The data:
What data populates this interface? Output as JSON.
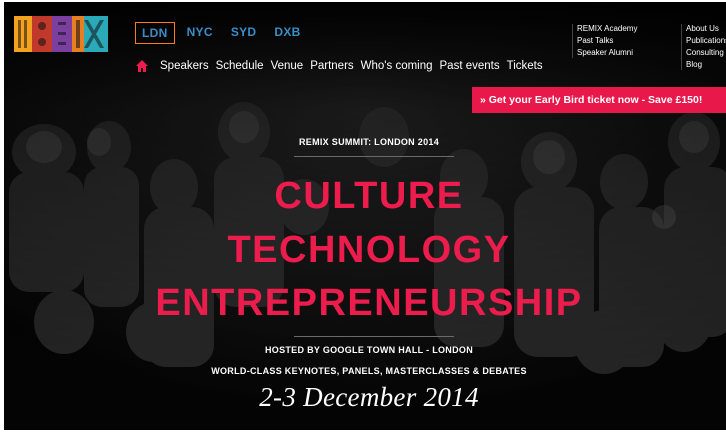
{
  "brand": {
    "logo_text": "REMIX",
    "accent_color": "#ec1c4d",
    "link_color": "#3a8dc6",
    "active_border_color": "#ff7a1a"
  },
  "city_nav": [
    {
      "label": "LDN",
      "active": true
    },
    {
      "label": "NYC",
      "active": false
    },
    {
      "label": "SYD",
      "active": false
    },
    {
      "label": "DXB",
      "active": false
    }
  ],
  "main_nav": {
    "home_icon": "home-icon",
    "items": [
      "Speakers",
      "Schedule",
      "Venue",
      "Partners",
      "Who's coming",
      "Past events",
      "Tickets"
    ]
  },
  "secondary_links_a": [
    "REMIX Academy",
    "Past Talks",
    "Speaker Alumni"
  ],
  "secondary_links_b": [
    "About Us",
    "Publications",
    "Consulting",
    "Blog"
  ],
  "cta": {
    "label": "» Get your Early Bird ticket now - Save £150!"
  },
  "hero": {
    "eyebrow": "REMIX SUMMIT: LONDON 2014",
    "headline_1": "CULTURE",
    "headline_2": "TECHNOLOGY",
    "headline_3": "ENTREPRENEURSHIP",
    "hosted": "HOSTED BY GOOGLE TOWN HALL - LONDON",
    "subline": "WORLD-CLASS KEYNOTES, PANELS, MASTERCLASSES & DEBATES",
    "date": "2-3 December 2014"
  }
}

Short task: Return, from the data, each line that has the word "LONDON" in it.

Reply:
    "eyebrow": "REMIX SUMMIT: LONDON 2014",
    "hosted": "HOSTED BY GOOGLE TOWN HALL - LONDON",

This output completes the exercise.